▸ **Record list**:
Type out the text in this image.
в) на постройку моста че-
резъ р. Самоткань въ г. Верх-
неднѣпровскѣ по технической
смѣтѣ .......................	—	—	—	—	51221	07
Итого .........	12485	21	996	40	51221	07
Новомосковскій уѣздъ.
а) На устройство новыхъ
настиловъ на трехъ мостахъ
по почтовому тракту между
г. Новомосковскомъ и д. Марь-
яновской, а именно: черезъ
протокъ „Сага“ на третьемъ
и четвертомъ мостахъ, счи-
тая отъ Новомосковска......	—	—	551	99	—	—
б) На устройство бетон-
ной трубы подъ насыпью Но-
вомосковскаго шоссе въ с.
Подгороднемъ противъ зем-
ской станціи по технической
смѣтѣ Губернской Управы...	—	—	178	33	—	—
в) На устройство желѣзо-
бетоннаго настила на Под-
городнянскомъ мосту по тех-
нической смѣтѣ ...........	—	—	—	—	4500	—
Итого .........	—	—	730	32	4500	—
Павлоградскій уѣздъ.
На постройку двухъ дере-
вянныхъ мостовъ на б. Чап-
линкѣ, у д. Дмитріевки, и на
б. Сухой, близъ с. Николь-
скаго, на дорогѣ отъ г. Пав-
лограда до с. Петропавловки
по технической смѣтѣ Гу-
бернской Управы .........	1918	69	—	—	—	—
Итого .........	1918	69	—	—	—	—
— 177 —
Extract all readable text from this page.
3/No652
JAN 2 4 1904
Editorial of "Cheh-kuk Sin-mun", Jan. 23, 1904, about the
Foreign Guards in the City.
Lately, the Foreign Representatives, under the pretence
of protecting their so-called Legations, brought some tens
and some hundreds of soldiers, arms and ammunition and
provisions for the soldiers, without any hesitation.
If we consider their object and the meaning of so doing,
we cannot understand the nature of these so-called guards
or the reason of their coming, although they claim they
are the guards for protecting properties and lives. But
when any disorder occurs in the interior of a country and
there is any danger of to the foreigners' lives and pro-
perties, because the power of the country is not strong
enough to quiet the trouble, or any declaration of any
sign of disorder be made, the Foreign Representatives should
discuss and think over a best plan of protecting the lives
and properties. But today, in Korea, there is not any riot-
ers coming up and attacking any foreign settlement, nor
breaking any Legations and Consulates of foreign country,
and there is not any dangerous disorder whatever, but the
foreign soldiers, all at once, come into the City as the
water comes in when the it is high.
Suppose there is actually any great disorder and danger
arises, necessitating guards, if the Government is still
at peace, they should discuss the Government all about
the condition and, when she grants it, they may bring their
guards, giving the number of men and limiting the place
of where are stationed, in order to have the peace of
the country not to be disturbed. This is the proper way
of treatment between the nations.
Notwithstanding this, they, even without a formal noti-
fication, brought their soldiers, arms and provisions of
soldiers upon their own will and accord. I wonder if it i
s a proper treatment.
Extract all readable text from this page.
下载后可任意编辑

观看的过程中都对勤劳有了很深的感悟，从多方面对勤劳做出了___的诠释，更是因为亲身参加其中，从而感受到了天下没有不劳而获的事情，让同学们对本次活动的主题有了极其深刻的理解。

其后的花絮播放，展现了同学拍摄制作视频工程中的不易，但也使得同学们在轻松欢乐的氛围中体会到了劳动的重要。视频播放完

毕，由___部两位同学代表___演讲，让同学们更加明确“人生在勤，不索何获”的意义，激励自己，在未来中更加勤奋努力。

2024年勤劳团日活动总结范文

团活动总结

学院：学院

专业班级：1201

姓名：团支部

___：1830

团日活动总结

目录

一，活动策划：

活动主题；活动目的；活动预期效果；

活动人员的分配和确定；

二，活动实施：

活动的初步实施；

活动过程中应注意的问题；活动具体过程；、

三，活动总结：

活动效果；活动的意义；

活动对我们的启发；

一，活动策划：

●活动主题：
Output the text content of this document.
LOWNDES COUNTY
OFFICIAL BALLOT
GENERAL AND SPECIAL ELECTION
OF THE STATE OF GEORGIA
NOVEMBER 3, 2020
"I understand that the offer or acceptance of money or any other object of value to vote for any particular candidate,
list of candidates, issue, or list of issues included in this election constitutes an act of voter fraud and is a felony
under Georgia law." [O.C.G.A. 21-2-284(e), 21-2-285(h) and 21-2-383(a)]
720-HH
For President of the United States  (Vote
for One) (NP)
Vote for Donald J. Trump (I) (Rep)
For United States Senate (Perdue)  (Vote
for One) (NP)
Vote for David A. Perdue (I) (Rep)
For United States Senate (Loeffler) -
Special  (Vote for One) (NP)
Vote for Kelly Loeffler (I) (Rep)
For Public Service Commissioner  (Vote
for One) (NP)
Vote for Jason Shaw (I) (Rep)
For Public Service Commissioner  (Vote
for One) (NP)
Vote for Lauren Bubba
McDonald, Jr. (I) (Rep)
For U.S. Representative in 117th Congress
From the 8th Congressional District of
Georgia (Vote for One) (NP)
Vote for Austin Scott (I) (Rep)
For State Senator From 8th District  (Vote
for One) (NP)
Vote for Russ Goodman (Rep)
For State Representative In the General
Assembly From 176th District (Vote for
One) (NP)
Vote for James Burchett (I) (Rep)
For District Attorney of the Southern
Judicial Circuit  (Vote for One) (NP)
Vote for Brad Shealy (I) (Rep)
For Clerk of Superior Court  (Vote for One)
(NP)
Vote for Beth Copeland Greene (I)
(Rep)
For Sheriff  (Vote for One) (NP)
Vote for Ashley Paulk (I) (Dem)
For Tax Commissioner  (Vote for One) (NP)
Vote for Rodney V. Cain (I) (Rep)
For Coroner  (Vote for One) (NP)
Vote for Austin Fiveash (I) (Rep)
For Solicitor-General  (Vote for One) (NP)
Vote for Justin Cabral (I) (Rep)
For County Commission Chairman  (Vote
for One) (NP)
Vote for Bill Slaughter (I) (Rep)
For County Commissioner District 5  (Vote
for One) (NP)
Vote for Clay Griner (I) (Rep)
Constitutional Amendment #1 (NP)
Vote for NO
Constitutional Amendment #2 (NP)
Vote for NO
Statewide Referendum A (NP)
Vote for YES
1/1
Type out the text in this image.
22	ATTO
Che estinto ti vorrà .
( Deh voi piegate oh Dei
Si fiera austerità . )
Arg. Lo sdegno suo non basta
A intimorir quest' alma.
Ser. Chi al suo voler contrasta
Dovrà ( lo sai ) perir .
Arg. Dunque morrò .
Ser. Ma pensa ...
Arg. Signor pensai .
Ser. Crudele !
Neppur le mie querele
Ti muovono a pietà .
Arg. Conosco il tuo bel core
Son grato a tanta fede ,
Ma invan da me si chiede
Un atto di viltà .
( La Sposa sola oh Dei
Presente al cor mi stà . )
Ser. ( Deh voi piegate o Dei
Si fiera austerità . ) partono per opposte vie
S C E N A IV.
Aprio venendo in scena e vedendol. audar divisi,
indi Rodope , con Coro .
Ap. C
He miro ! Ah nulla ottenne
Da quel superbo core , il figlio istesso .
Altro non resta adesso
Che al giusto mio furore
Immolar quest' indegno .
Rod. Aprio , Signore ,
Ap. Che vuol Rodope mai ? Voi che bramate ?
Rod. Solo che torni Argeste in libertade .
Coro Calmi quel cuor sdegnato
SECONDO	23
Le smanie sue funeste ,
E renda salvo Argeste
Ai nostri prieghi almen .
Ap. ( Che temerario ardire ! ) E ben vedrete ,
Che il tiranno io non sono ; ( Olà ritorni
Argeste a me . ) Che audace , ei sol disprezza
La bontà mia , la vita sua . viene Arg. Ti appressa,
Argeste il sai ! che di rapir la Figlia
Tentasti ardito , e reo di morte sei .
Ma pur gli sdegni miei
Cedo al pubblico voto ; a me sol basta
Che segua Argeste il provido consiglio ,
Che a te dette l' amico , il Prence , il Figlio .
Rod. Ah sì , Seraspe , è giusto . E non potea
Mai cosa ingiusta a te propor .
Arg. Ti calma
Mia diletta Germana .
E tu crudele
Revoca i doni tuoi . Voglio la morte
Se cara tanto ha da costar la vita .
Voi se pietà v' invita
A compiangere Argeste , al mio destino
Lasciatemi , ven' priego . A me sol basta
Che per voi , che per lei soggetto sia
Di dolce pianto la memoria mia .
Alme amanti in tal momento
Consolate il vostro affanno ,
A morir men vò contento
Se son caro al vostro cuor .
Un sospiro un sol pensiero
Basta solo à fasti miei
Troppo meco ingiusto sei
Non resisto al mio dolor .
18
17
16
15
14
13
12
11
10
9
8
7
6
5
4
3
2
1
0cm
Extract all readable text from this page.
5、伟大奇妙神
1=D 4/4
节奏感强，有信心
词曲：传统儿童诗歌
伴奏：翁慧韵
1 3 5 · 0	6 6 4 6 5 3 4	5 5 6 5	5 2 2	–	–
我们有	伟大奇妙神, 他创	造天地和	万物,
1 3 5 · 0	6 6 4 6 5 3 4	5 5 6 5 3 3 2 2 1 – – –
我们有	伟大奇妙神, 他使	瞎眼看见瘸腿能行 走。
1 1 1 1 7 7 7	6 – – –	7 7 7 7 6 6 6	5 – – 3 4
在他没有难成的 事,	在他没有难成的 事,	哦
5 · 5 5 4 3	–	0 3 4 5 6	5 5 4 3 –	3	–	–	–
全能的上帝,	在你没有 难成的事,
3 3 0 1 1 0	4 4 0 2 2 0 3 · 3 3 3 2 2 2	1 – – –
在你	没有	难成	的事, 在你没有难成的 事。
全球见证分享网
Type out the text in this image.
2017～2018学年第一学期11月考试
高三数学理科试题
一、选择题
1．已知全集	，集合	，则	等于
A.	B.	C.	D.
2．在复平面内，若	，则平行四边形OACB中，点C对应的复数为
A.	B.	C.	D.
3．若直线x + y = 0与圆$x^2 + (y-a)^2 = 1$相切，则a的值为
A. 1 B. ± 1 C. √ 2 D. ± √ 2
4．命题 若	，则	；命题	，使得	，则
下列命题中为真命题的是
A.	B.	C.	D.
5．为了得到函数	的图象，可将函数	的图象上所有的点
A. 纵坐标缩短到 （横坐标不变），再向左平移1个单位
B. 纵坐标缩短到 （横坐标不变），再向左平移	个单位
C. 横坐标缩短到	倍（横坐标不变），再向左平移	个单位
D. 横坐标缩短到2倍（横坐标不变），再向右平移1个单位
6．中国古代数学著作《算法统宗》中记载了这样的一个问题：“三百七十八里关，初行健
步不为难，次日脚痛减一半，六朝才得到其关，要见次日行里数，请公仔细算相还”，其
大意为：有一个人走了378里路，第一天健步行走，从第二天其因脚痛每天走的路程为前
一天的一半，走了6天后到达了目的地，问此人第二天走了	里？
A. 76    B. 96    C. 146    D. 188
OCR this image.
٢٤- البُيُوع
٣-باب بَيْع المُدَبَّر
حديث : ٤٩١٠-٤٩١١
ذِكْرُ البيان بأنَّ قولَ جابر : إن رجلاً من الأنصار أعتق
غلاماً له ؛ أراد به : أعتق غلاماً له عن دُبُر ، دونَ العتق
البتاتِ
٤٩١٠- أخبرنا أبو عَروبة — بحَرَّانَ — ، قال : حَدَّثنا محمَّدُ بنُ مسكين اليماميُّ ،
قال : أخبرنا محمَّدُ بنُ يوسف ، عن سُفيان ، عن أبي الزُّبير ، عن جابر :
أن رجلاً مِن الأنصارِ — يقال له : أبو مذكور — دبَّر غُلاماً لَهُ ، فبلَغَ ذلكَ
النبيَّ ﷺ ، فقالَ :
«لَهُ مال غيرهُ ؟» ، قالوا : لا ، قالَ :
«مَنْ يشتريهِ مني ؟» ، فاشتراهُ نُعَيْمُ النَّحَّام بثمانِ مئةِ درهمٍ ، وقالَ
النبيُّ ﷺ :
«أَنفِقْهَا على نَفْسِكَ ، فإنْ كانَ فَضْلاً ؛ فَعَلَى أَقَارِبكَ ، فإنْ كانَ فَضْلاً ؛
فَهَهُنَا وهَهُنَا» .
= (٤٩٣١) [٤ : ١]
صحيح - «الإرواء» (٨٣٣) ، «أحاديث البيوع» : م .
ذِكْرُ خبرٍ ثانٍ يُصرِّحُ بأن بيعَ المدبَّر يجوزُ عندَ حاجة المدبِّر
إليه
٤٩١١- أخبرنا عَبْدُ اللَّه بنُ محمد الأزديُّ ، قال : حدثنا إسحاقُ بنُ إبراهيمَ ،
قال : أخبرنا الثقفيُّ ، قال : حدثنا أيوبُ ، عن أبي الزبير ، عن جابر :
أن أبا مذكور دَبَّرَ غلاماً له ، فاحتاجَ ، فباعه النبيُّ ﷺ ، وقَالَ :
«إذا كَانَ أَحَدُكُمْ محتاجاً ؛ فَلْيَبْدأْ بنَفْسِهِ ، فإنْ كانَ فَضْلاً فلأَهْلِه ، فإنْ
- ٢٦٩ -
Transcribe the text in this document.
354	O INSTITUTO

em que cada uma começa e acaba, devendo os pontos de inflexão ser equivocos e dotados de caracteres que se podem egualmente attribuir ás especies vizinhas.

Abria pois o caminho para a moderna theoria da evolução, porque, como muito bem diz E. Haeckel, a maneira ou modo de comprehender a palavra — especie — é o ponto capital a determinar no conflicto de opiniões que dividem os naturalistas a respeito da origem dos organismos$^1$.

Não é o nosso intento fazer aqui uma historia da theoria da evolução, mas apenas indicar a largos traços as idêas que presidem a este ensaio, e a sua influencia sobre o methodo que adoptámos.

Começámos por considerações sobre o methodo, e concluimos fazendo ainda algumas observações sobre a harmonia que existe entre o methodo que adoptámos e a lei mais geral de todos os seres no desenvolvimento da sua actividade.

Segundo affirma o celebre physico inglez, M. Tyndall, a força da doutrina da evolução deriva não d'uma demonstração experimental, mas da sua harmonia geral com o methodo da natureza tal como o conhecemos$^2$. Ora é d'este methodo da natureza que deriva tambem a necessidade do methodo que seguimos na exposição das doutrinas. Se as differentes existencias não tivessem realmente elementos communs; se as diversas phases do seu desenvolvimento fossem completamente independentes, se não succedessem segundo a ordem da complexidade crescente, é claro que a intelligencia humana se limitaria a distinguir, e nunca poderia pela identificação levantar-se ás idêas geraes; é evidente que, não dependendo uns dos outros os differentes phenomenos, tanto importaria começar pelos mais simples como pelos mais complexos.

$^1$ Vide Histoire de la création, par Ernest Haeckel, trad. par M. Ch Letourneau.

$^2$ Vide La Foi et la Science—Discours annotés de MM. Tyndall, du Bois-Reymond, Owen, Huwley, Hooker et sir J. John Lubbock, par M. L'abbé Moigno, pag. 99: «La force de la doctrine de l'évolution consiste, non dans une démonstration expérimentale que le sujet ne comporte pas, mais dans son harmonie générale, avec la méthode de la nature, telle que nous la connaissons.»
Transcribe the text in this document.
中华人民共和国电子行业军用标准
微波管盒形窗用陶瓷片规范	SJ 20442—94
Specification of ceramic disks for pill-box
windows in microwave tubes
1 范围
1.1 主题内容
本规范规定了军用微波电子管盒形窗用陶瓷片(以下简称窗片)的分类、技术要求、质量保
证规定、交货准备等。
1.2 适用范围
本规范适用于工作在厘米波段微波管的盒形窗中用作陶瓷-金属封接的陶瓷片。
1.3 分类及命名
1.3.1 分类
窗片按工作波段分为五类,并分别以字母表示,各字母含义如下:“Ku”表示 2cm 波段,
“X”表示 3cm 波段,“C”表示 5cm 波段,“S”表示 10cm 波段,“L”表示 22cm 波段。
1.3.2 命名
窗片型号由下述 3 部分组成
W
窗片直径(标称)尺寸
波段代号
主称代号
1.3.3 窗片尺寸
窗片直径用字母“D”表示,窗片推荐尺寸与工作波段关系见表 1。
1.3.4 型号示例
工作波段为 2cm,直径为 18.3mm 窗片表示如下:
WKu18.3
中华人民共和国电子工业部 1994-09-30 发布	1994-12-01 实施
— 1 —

▸ **Task requirements**: Gather all the lines that include the word "they" and copy them out.

▸ **Task response**:
or the reason of their coming, although they claim they
at peace, they should discuss the Government all about
the condition and, when she grants it, they may bring their
Notwithstanding this, they, even without a formal noti-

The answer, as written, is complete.